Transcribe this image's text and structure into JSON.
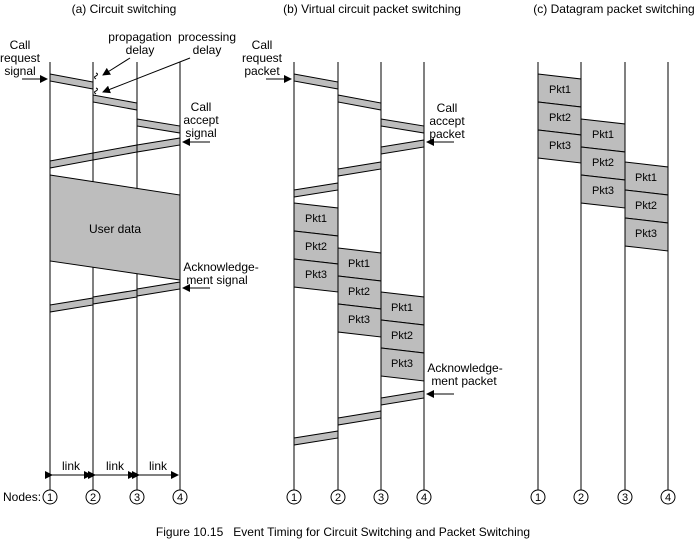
{
  "titles": {
    "a": "(a) Circuit switching",
    "b": "(b) Virtual circuit packet switching",
    "c": "(c) Datagram packet switching"
  },
  "labels": {
    "call_request_signal": [
      "Call",
      "request",
      "signal"
    ],
    "propagation_delay": [
      "propagation",
      "delay"
    ],
    "processing_delay": [
      "processing",
      "delay"
    ],
    "call_accept_signal": [
      "Call",
      "accept",
      "signal"
    ],
    "user_data": "User data",
    "ack_signal": [
      "Acknowledge-",
      "ment signal"
    ],
    "call_request_packet": [
      "Call",
      "request",
      "packet"
    ],
    "call_accept_packet": [
      "Call",
      "accept",
      "packet"
    ],
    "ack_packet": [
      "Acknowledge-",
      "ment packet"
    ],
    "link": "link",
    "nodes": "Nodes:",
    "node_numbers": [
      "1",
      "2",
      "3",
      "4"
    ],
    "pkt1": "Pkt1",
    "pkt2": "Pkt2",
    "pkt3": "Pkt3"
  },
  "caption": "Figure 10.15   Event Timing for Circuit Switching and Packet Switching",
  "colors": {
    "fill": "#bdbdbd",
    "line": "#000000"
  }
}
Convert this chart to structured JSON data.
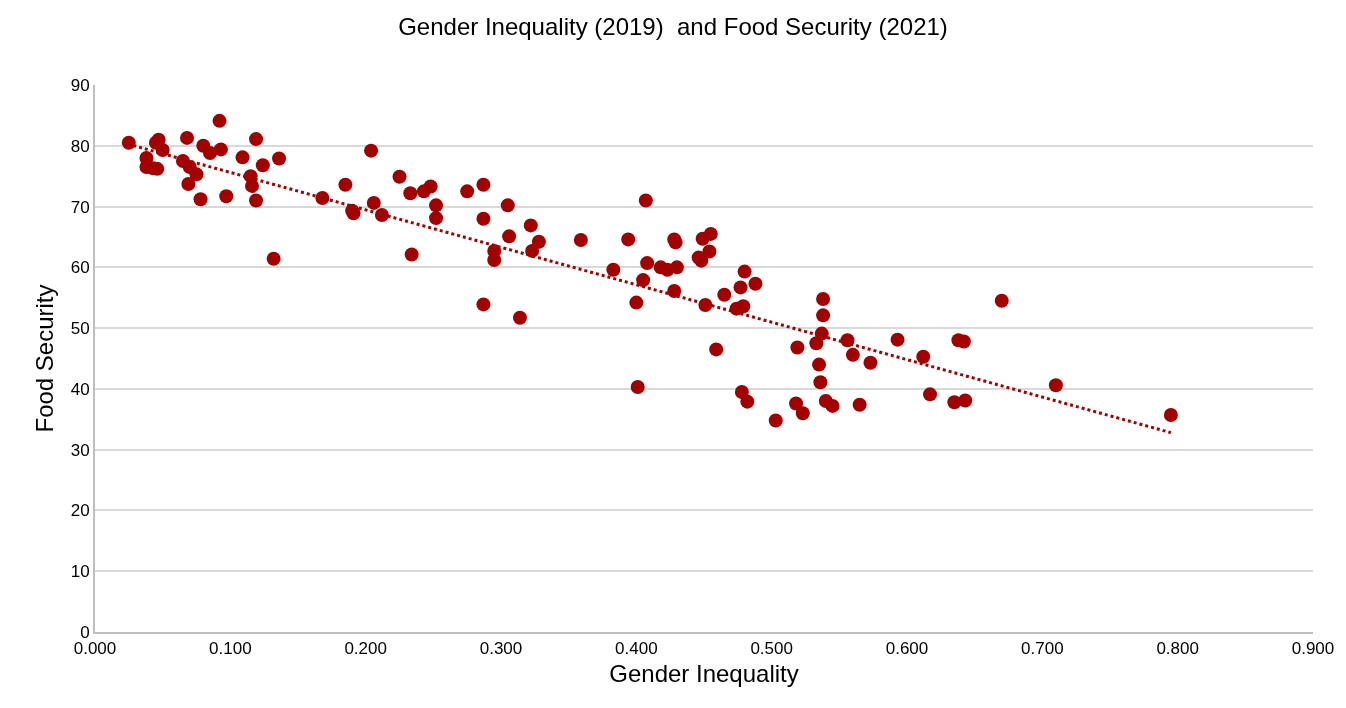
{
  "chart_data": {
    "type": "scatter",
    "title": "Gender Inequality (2019)  and Food Security (2021)",
    "xlabel": "Gender Inequality",
    "ylabel": "Food Security",
    "xlim": [
      0,
      0.9
    ],
    "xticks": [
      {
        "value": 0,
        "label": "0.000"
      },
      {
        "value": 0.1,
        "label": "0.100"
      },
      {
        "value": 0.2,
        "label": "0.200"
      },
      {
        "value": 0.3,
        "label": "0.300"
      },
      {
        "value": 0.4,
        "label": "0.400"
      },
      {
        "value": 0.5,
        "label": "0.500"
      },
      {
        "value": 0.6,
        "label": "0.600"
      },
      {
        "value": 0.7,
        "label": "0.700"
      },
      {
        "value": 0.8,
        "label": "0.800"
      },
      {
        "value": 0.9,
        "label": "0.900"
      }
    ],
    "ylim": [
      0,
      90
    ],
    "yticks": [
      0,
      10,
      20,
      30,
      40,
      50,
      60,
      70,
      80,
      90
    ],
    "grid": "y",
    "marker": "circle",
    "series": [
      {
        "color": "#a50000",
        "x": [
          0.025,
          0.038,
          0.038,
          0.043,
          0.046,
          0.047,
          0.05,
          0.045,
          0.065,
          0.068,
          0.069,
          0.07,
          0.075,
          0.078,
          0.08,
          0.085,
          0.092,
          0.093,
          0.097,
          0.109,
          0.115,
          0.116,
          0.119,
          0.119,
          0.124,
          0.132,
          0.136,
          0.168,
          0.185,
          0.19,
          0.191,
          0.204,
          0.206,
          0.212,
          0.225,
          0.233,
          0.234,
          0.243,
          0.248,
          0.252,
          0.252,
          0.275,
          0.287,
          0.287,
          0.287,
          0.295,
          0.295,
          0.305,
          0.306,
          0.314,
          0.322,
          0.323,
          0.328,
          0.359,
          0.383,
          0.394,
          0.4,
          0.401,
          0.405,
          0.407,
          0.408,
          0.418,
          0.423,
          0.428,
          0.429,
          0.428,
          0.43,
          0.446,
          0.448,
          0.449,
          0.451,
          0.454,
          0.455,
          0.459,
          0.465,
          0.474,
          0.477,
          0.478,
          0.479,
          0.48,
          0.482,
          0.488,
          0.503,
          0.518,
          0.519,
          0.523,
          0.533,
          0.535,
          0.536,
          0.537,
          0.538,
          0.538,
          0.54,
          0.545,
          0.556,
          0.56,
          0.565,
          0.573,
          0.593,
          0.612,
          0.617,
          0.635,
          0.638,
          0.642,
          0.643,
          0.67,
          0.71,
          0.795
        ],
        "values": [
          80.5,
          78,
          76.5,
          76.3,
          76.2,
          81,
          79.3,
          80.5,
          77.5,
          81.3,
          73.7,
          76.5,
          75.3,
          71.2,
          80,
          78.8,
          84.1,
          79.4,
          71.7,
          78.1,
          75,
          73.4,
          81.1,
          71,
          76.8,
          61.4,
          77.9,
          71.4,
          73.6,
          69.3,
          68.9,
          79.2,
          70.6,
          68.6,
          74.9,
          72.2,
          62.1,
          72.5,
          73.3,
          70.2,
          68.1,
          72.5,
          73.6,
          68,
          53.9,
          62.7,
          61.2,
          70.2,
          65.1,
          51.7,
          66.9,
          62.7,
          64.2,
          64.5,
          59.6,
          64.6,
          54.2,
          40.3,
          57.9,
          71,
          60.7,
          60,
          59.6,
          64.6,
          64.1,
          56.1,
          60,
          61.6,
          61.1,
          64.7,
          53.8,
          62.6,
          65.5,
          46.5,
          55.5,
          53.2,
          56.7,
          39.5,
          53.6,
          59.3,
          37.9,
          57.3,
          34.8,
          37.6,
          46.8,
          36,
          47.5,
          44,
          41.1,
          49.1,
          52.1,
          54.8,
          38,
          37.2,
          48,
          45.6,
          37.4,
          44.3,
          48.1,
          45.3,
          39.1,
          37.8,
          48,
          47.8,
          38.1,
          54.5,
          40.6,
          35.7
        ]
      },
      {
        "type": "line",
        "color": "#a50000",
        "marker": "none",
        "line_style": "dotted",
        "x": [
          0.024,
          0.795
        ],
        "values": [
          80.3,
          32.8
        ]
      }
    ]
  }
}
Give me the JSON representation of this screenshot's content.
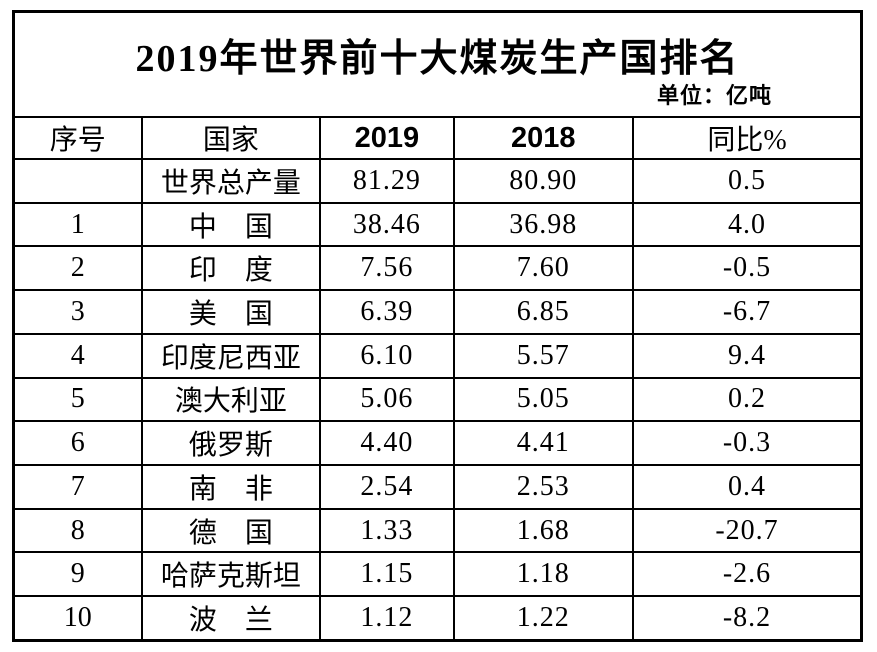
{
  "title": "2019年世界前十大煤炭生产国排名",
  "unit_label": "单位：亿吨",
  "colors": {
    "background": "#ffffff",
    "text": "#000000",
    "border": "#000000"
  },
  "table": {
    "headers": [
      "序号",
      "国家",
      "2019",
      "2018",
      "同比%"
    ],
    "rows": [
      {
        "no": "",
        "country": "世界总产量",
        "y2019": "81.29",
        "y2018": "80.90",
        "yoy": "0.5"
      },
      {
        "no": "1",
        "country": "中　国",
        "y2019": "38.46",
        "y2018": "36.98",
        "yoy": "4.0"
      },
      {
        "no": "2",
        "country": "印　度",
        "y2019": "7.56",
        "y2018": "7.60",
        "yoy": "-0.5"
      },
      {
        "no": "3",
        "country": "美　国",
        "y2019": "6.39",
        "y2018": "6.85",
        "yoy": "-6.7"
      },
      {
        "no": "4",
        "country": "印度尼西亚",
        "y2019": "6.10",
        "y2018": "5.57",
        "yoy": "9.4"
      },
      {
        "no": "5",
        "country": "澳大利亚",
        "y2019": "5.06",
        "y2018": "5.05",
        "yoy": "0.2"
      },
      {
        "no": "6",
        "country": "俄罗斯",
        "y2019": "4.40",
        "y2018": "4.41",
        "yoy": "-0.3"
      },
      {
        "no": "7",
        "country": "南　非",
        "y2019": "2.54",
        "y2018": "2.53",
        "yoy": "0.4"
      },
      {
        "no": "8",
        "country": "德　国",
        "y2019": "1.33",
        "y2018": "1.68",
        "yoy": "-20.7"
      },
      {
        "no": "9",
        "country": "哈萨克斯坦",
        "y2019": "1.15",
        "y2018": "1.18",
        "yoy": "-2.6"
      },
      {
        "no": "10",
        "country": "波　兰",
        "y2019": "1.12",
        "y2018": "1.22",
        "yoy": "-8.2"
      }
    ]
  }
}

____

From the material, report only how many lines include the word "text".

2